Задание →
Перечислите всех людей, которых текст о спартанском строе называет по имени.

Текст для чтения →
------
Эта трещина в фундаменте ликургова строя дала о себе знать, как только ситуация внутри государства начала меняться под воздействием внешних причин. Спартанцев, как это не раз бывало в истории, погубила их же собственная победа, одержанная в войне с Афинской морской державой. Богатства, награбленные полководцами победоносной армии в боях и походах, широким потоком хлынули в Спарту и в считанные годы размыли устои спроектированной Ликургом «общины равных». После этого было достаточно одного лишь толчка, чтобы все это, казалось бы, так хорошо спланированное строение развалилось буквально на глазах у изумленной Греции. По свидетельству Плутарха, таким толчком стал закон о свободе дарения и завещания земельной собственности, внесенный в спартанское народное собрание неким Эпитадеем, по-видимому, где-то в начале IV в. до н. э. Как только земля в Спарте стала, как и повсюду в Греции, предметом купли-продажи [+12], «джин» индивидуализма, загнанный было в кувшин великим законодателем, вновь вырвался на волю, и спартанцы, насильственно переселенные в «райские кущи» казарменного коммунизма, смогли вновь вернуться на землю.

Было бы неверно думать, что спартанская социально-политическая система представляла собой некое абсолютно инородное тело, так сказать, «осколок иных миров», случайно занесенный в мир греческих полисов. Скорее, напротив, в своей основе это государство было воплощением неких глубинных тенденций, заложенных в самой природе греческого полиса. В Спарте эти тенденции были лишь доведены досвоего крайнего выражения, граничащего с безумием и абсурдом. Тем не менее и в Афинах, и во многих других греческих государствах зарастание уравнительных настроений среди массы граждан шло рука об руку с усилением демократии. Борьба с роскошью и иными житейскими излишествами началась еще во времена Солона, если нераньше. Продолжавшаяся на протяжении жизни нескольких поколений обработка общественного сознания в духе идеалов равенства и братства в конце концов принесла свои плоды. Греки классической эпохи, современники Перикла и Демосфена, в целом были намного умереннее в быту, чем их предки, жившие в VII – VI вв. до н. э. Они строже одевались, не носили длинных льняных хитонов, украшенных пестрыми узорами, которые были в моде в архаическое время. Греки-мужчины отказались от золотых украшений, не отпускали длинных волос и не заплетали их в косы, как это делали щеголи былых времен. Прекратилось безумное расточительство на похоронах [+13]. Слишком роскошная домашняя утварь, мебель, разукрашенная золотом и слоновой костью, ковры, художественные росписи нa стенах воспринимались как проявления высокомерия и зазнайства. Людей, чересчур преданных роскоши и заботившихся о своем домашнем комфорте, общественное мнение решительно осуждало, сравнивая их с изнеженными восточными варварами: лидийцами, фригийцами, персами и др. Жилища афинян эпохи Перикла (а Афины того времени, как было уже сказано, были самым богатым среди греческих государств) отличались чрезвычайной скромностью и, главное, были страшно однообразны. Никто не пытался превзойти соседей в красоте отделки стен, дверей или наличников на окнах. Напротив, каждый старался ничем не выделяться среди прочих граждан, опасаясь опять-таки обвинений в чрезмерной гордыне.
------
Собранные данные →
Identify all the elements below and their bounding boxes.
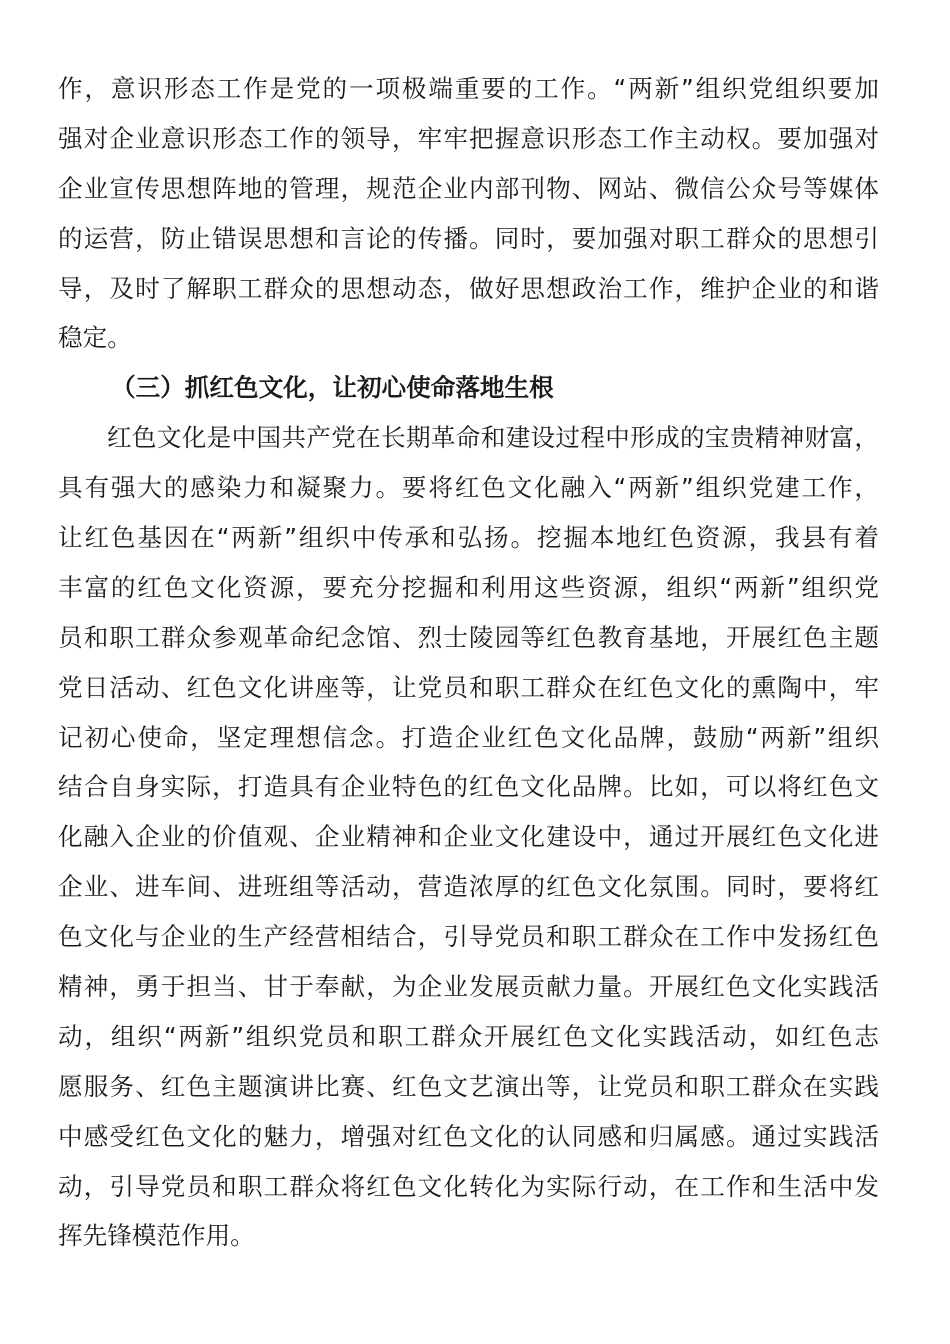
------
Ответ →
Ликург, Плутарх, Эпитадей, Солон, Перикл, Демосфен.